── INFORMATION PROVIDED ──

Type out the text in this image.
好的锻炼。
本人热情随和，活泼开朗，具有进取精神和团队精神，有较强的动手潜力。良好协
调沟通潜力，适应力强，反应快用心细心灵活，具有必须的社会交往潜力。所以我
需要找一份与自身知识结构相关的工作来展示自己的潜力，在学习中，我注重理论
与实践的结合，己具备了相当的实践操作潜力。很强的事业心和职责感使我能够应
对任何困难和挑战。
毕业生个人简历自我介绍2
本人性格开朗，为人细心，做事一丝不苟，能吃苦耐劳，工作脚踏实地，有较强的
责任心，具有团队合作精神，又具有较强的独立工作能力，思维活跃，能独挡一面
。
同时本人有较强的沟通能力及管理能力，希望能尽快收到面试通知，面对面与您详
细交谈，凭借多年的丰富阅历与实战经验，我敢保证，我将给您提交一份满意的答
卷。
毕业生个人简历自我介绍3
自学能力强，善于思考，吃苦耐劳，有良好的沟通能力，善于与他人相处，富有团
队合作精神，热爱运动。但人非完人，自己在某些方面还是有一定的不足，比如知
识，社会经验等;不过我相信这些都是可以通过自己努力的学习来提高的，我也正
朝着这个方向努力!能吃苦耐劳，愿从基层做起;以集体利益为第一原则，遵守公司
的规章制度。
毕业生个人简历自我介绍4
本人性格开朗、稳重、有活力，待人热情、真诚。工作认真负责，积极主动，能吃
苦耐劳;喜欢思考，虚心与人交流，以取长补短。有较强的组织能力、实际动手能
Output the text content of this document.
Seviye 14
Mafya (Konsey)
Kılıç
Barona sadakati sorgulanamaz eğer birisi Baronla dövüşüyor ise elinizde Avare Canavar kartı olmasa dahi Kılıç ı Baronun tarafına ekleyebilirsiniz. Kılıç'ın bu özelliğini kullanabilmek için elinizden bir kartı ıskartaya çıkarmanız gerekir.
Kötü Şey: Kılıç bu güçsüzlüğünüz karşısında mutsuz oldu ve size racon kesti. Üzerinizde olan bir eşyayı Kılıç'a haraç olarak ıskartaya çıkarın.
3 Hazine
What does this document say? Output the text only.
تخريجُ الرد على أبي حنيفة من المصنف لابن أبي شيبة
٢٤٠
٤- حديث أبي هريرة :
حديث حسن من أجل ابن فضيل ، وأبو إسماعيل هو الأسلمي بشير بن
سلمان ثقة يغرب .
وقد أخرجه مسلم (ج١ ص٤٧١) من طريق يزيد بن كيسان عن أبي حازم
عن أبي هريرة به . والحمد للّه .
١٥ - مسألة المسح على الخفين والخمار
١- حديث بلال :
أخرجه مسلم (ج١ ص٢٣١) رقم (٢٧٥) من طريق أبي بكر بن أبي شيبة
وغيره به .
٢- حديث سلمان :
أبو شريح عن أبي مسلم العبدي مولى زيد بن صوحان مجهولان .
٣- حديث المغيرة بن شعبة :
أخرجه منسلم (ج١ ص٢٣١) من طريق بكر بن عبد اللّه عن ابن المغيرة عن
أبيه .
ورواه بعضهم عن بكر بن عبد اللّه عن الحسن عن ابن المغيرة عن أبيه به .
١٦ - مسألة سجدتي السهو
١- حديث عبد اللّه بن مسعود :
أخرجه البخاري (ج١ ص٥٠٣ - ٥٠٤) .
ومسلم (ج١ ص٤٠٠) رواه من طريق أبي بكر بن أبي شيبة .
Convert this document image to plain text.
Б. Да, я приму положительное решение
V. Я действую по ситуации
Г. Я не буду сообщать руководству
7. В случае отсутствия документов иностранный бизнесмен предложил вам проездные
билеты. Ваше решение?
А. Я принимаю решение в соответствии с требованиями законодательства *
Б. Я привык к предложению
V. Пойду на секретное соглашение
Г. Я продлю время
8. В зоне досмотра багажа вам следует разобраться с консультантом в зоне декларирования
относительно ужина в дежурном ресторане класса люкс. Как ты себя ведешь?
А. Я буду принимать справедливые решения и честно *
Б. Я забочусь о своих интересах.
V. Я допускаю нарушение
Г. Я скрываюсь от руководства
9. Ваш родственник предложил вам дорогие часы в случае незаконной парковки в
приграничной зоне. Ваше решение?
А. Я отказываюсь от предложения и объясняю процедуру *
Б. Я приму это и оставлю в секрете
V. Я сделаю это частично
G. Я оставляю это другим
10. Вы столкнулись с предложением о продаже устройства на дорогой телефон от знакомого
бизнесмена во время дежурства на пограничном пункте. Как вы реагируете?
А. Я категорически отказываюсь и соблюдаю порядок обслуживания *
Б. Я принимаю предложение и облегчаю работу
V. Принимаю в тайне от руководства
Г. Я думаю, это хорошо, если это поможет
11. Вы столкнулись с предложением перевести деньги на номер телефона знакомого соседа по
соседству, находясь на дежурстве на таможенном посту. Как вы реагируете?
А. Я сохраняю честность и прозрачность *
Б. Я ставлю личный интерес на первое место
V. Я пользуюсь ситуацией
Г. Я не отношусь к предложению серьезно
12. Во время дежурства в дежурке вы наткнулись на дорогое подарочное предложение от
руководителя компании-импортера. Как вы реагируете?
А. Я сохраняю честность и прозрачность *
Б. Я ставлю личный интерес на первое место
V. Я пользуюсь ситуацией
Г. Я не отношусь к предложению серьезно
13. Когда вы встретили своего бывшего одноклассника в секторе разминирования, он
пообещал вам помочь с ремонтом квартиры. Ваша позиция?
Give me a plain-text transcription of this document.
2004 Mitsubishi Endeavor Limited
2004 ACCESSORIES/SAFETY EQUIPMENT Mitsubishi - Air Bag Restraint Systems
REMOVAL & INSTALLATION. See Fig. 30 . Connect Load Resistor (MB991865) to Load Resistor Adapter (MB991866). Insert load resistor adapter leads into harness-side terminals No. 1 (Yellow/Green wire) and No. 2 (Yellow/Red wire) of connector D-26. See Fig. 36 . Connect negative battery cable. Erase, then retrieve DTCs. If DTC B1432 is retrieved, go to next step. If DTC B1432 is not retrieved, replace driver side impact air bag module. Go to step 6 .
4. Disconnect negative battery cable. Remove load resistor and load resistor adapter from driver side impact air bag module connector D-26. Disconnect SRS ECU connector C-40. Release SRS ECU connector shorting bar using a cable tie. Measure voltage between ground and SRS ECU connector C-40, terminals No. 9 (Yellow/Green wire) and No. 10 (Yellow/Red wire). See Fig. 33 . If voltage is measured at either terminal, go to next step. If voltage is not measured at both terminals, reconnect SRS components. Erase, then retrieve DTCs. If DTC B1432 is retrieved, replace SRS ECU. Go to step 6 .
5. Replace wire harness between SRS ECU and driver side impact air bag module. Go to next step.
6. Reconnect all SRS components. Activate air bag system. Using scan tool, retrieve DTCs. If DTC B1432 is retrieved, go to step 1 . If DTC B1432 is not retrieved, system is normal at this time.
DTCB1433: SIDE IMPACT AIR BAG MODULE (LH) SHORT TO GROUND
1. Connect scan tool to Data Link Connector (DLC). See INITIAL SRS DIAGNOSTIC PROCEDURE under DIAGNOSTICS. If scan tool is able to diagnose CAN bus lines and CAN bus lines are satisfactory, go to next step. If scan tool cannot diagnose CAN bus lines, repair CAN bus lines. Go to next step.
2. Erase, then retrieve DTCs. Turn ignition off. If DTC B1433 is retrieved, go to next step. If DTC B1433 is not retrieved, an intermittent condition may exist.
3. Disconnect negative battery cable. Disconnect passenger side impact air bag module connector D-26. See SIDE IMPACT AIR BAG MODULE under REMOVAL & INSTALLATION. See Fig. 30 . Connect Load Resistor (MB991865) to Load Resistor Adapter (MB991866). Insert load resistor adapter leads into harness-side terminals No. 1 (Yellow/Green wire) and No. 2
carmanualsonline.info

───

— REQUIRED TASK —
Retype the records above exactly.

— RESPONSE FOR THIS EXERCISE —
Type out the text in this image.
好的锻炼。
本人热情随和，活泼开朗，具有进取精神和团队精神，有较强的动手潜力。良好协
调沟通潜力，适应力强，反应快用心细心灵活，具有必须的社会交往潜力。所以我
需要找一份与自身知识结构相关的工作来展示自己的潜力，在学习中，我注重理论
与实践的结合，己具备了相当的实践操作潜力。很强的事业心和职责感使我能够应
对任何困难和挑战。
毕业生个人简历自我介绍2
本人性格开朗，为人细心，做事一丝不苟，能吃苦耐劳，工作脚踏实地，有较强的
责任心，具有团队合作精神，又具有较强的独立工作能力，思维活跃，能独挡一面
。
同时本人有较强的沟通能力及管理能力，希望能尽快收到面试通知，面对面与您详
细交谈，凭借多年的丰富阅历与实战经验，我敢保证，我将给您提交一份满意的答
卷。
毕业生个人简历自我介绍3
自学能力强，善于思考，吃苦耐劳，有良好的沟通能力，善于与他人相处，富有团
队合作精神，热爱运动。但人非完人，自己在某些方面还是有一定的不足，比如知
识，社会经验等;不过我相信这些都是可以通过自己努力的学习来提高的，我也正
朝着这个方向努力!能吃苦耐劳，愿从基层做起;以集体利益为第一原则，遵守公司
的规章制度。
毕业生个人简历自我介绍4
本人性格开朗、稳重、有活力，待人热情、真诚。工作认真负责，积极主动，能吃
苦耐劳;喜欢思考，虚心与人交流，以取长补短。有较强的组织能力、实际动手能
Output the text content of this document.
Seviye 14
Mafya (Konsey)
Kılıç
Barona sadakati sorgulanamaz eğer birisi Baronla dövüşüyor ise elinizde Avare Canavar kartı olmasa dahi Kılıç ı Baronun tarafına ekleyebilirsiniz. Kılıç'ın bu özelliğini kullanabilmek için elinizden bir kartı ıskartaya çıkarmanız gerekir.
Kötü Şey: Kılıç bu güçsüzlüğünüz karşısında mutsuz oldu ve size racon kesti. Üzerinizde olan bir eşyayı Kılıç'a haraç olarak ıskartaya çıkarın.
3 Hazine
What does this document say? Output the text only.
تخريجُ الرد على أبي حنيفة من المصنف لابن أبي شيبة
٢٤٠
٤- حديث أبي هريرة :
حديث حسن من أجل ابن فضيل ، وأبو إسماعيل هو الأسلمي بشير بن
سلمان ثقة يغرب .
وقد أخرجه مسلم (ج١ ص٤٧١) من طريق يزيد بن كيسان عن أبي حازم
عن أبي هريرة به . والحمد للّه .
١٥ - مسألة المسح على الخفين والخمار
١- حديث بلال :
أخرجه مسلم (ج١ ص٢٣١) رقم (٢٧٥) من طريق أبي بكر بن أبي شيبة
وغيره به .
٢- حديث سلمان :
أبو شريح عن أبي مسلم العبدي مولى زيد بن صوحان مجهولان .
٣- حديث المغيرة بن شعبة :
أخرجه منسلم (ج١ ص٢٣١) من طريق بكر بن عبد اللّه عن ابن المغيرة عن
أبيه .
ورواه بعضهم عن بكر بن عبد اللّه عن الحسن عن ابن المغيرة عن أبيه به .
١٦ - مسألة سجدتي السهو
١- حديث عبد اللّه بن مسعود :
أخرجه البخاري (ج١ ص٥٠٣ - ٥٠٤) .
ومسلم (ج١ ص٤٠٠) رواه من طريق أبي بكر بن أبي شيبة .
Convert this document image to plain text.
Б. Да, я приму положительное решение
V. Я действую по ситуации
Г. Я не буду сообщать руководству
7. В случае отсутствия документов иностранный бизнесмен предложил вам проездные
билеты. Ваше решение?
А. Я принимаю решение в соответствии с требованиями законодательства *
Б. Я привык к предложению
V. Пойду на секретное соглашение
Г. Я продлю время
8. В зоне досмотра багажа вам следует разобраться с консультантом в зоне декларирования
относительно ужина в дежурном ресторане класса люкс. Как ты себя ведешь?
А. Я буду принимать справедливые решения и честно *
Б. Я забочусь о своих интересах.
V. Я допускаю нарушение
Г. Я скрываюсь от руководства
9. Ваш родственник предложил вам дорогие часы в случае незаконной парковки в
приграничной зоне. Ваше решение?
А. Я отказываюсь от предложения и объясняю процедуру *
Б. Я приму это и оставлю в секрете
V. Я сделаю это частично
G. Я оставляю это другим
10. Вы столкнулись с предложением о продаже устройства на дорогой телефон от знакомого
бизнесмена во время дежурства на пограничном пункте. Как вы реагируете?
А. Я категорически отказываюсь и соблюдаю порядок обслуживания *
Б. Я принимаю предложение и облегчаю работу
V. Принимаю в тайне от руководства
Г. Я думаю, это хорошо, если это поможет
11. Вы столкнулись с предложением перевести деньги на номер телефона знакомого соседа по
соседству, находясь на дежурстве на таможенном посту. Как вы реагируете?
А. Я сохраняю честность и прозрачность *
Б. Я ставлю личный интерес на первое место
V. Я пользуюсь ситуацией
Г. Я не отношусь к предложению серьезно
12. Во время дежурства в дежурке вы наткнулись на дорогое подарочное предложение от
руководителя компании-импортера. Как вы реагируете?
А. Я сохраняю честность и прозрачность *
Б. Я ставлю личный интерес на первое место
V. Я пользуюсь ситуацией
Г. Я не отношусь к предложению серьезно
13. Когда вы встретили своего бывшего одноклассника в секторе разминирования, он
пообещал вам помочь с ремонтом квартиры. Ваша позиция?
Give me a plain-text transcription of this document.
2004 Mitsubishi Endeavor Limited
2004 ACCESSORIES/SAFETY EQUIPMENT Mitsubishi - Air Bag Restraint Systems
REMOVAL & INSTALLATION. See Fig. 30 . Connect Load Resistor (MB991865) to Load Resistor Adapter (MB991866). Insert load resistor adapter leads into harness-side terminals No. 1 (Yellow/Green wire) and No. 2 (Yellow/Red wire) of connector D-26. See Fig. 36 . Connect negative battery cable. Erase, then retrieve DTCs. If DTC B1432 is retrieved, go to next step. If DTC B1432 is not retrieved, replace driver side impact air bag module. Go to step 6 .
4. Disconnect negative battery cable. Remove load resistor and load resistor adapter from driver side impact air bag module connector D-26. Disconnect SRS ECU connector C-40. Release SRS ECU connector shorting bar using a cable tie. Measure voltage between ground and SRS ECU connector C-40, terminals No. 9 (Yellow/Green wire) and No. 10 (Yellow/Red wire). See Fig. 33 . If voltage is measured at either terminal, go to next step. If voltage is not measured at both terminals, reconnect SRS components. Erase, then retrieve DTCs. If DTC B1432 is retrieved, replace SRS ECU. Go to step 6 .
5. Replace wire harness between SRS ECU and driver side impact air bag module. Go to next step.
6. Reconnect all SRS components. Activate air bag system. Using scan tool, retrieve DTCs. If DTC B1432 is retrieved, go to step 1 . If DTC B1432 is not retrieved, system is normal at this time.
DTCB1433: SIDE IMPACT AIR BAG MODULE (LH) SHORT TO GROUND
1. Connect scan tool to Data Link Connector (DLC). See INITIAL SRS DIAGNOSTIC PROCEDURE under DIAGNOSTICS. If scan tool is able to diagnose CAN bus lines and CAN bus lines are satisfactory, go to next step. If scan tool cannot diagnose CAN bus lines, repair CAN bus lines. Go to next step.
2. Erase, then retrieve DTCs. Turn ignition off. If DTC B1433 is retrieved, go to next step. If DTC B1433 is not retrieved, an intermittent condition may exist.
3. Disconnect negative battery cable. Disconnect passenger side impact air bag module connector D-26. See SIDE IMPACT AIR BAG MODULE under REMOVAL & INSTALLATION. See Fig. 30 . Connect Load Resistor (MB991865) to Load Resistor Adapter (MB991866). Insert load resistor adapter leads into harness-side terminals No. 1 (Yellow/Green wire) and No. 2
carmanualsonline.info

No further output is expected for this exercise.